## Exercise directions
Copy out all lines where "正确答案" appears.

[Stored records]
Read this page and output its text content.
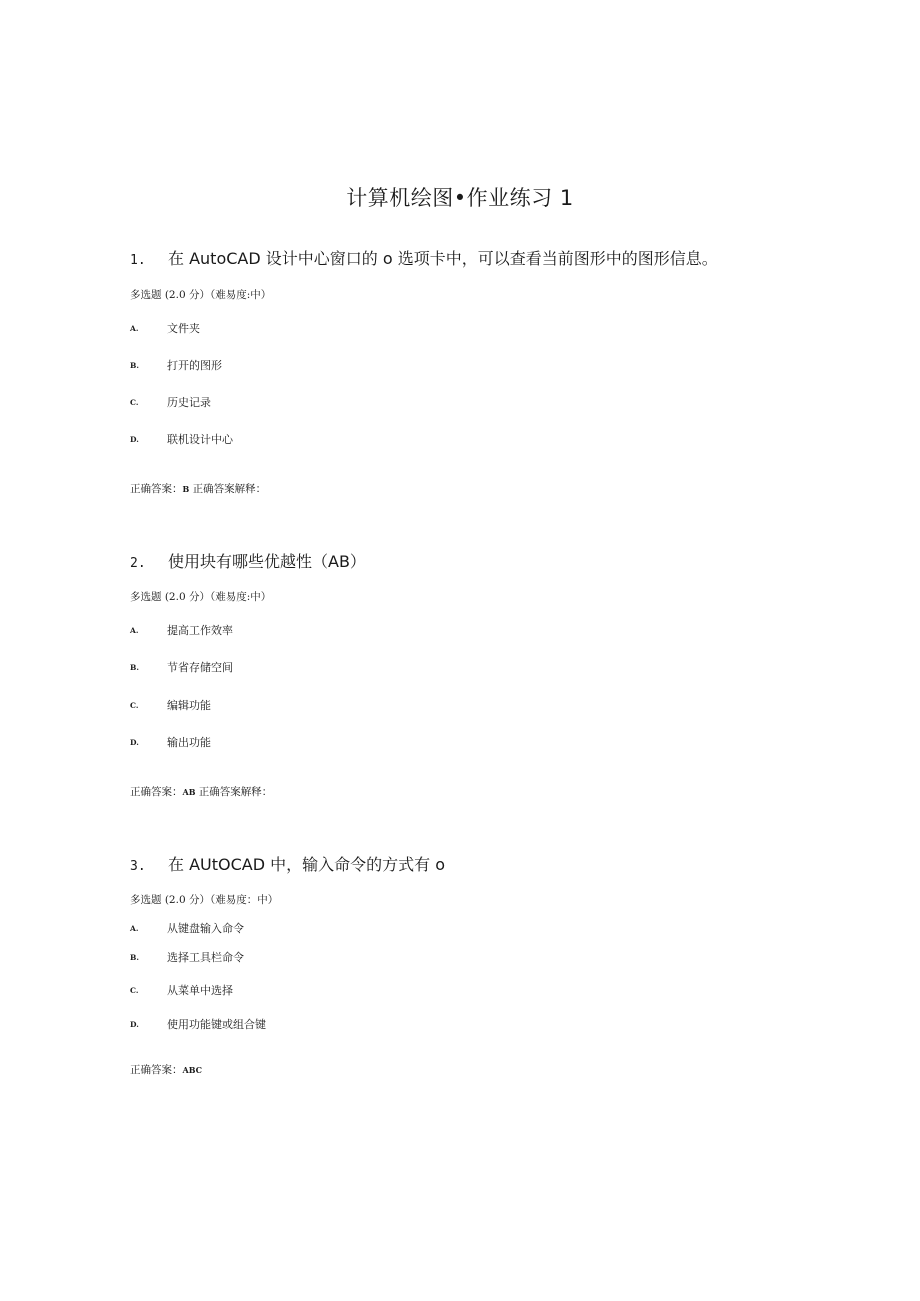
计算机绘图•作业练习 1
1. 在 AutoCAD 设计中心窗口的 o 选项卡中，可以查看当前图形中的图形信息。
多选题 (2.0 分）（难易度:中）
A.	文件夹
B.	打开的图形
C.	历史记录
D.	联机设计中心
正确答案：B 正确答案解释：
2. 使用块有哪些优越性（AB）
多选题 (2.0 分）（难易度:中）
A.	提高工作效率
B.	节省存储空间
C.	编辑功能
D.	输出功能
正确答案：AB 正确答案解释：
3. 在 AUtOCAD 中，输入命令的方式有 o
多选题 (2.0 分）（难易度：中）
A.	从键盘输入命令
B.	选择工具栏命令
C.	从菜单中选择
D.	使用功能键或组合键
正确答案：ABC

## Task output
正确答案：B 正确答案解释：
正确答案：AB 正确答案解释：
正确答案：ABC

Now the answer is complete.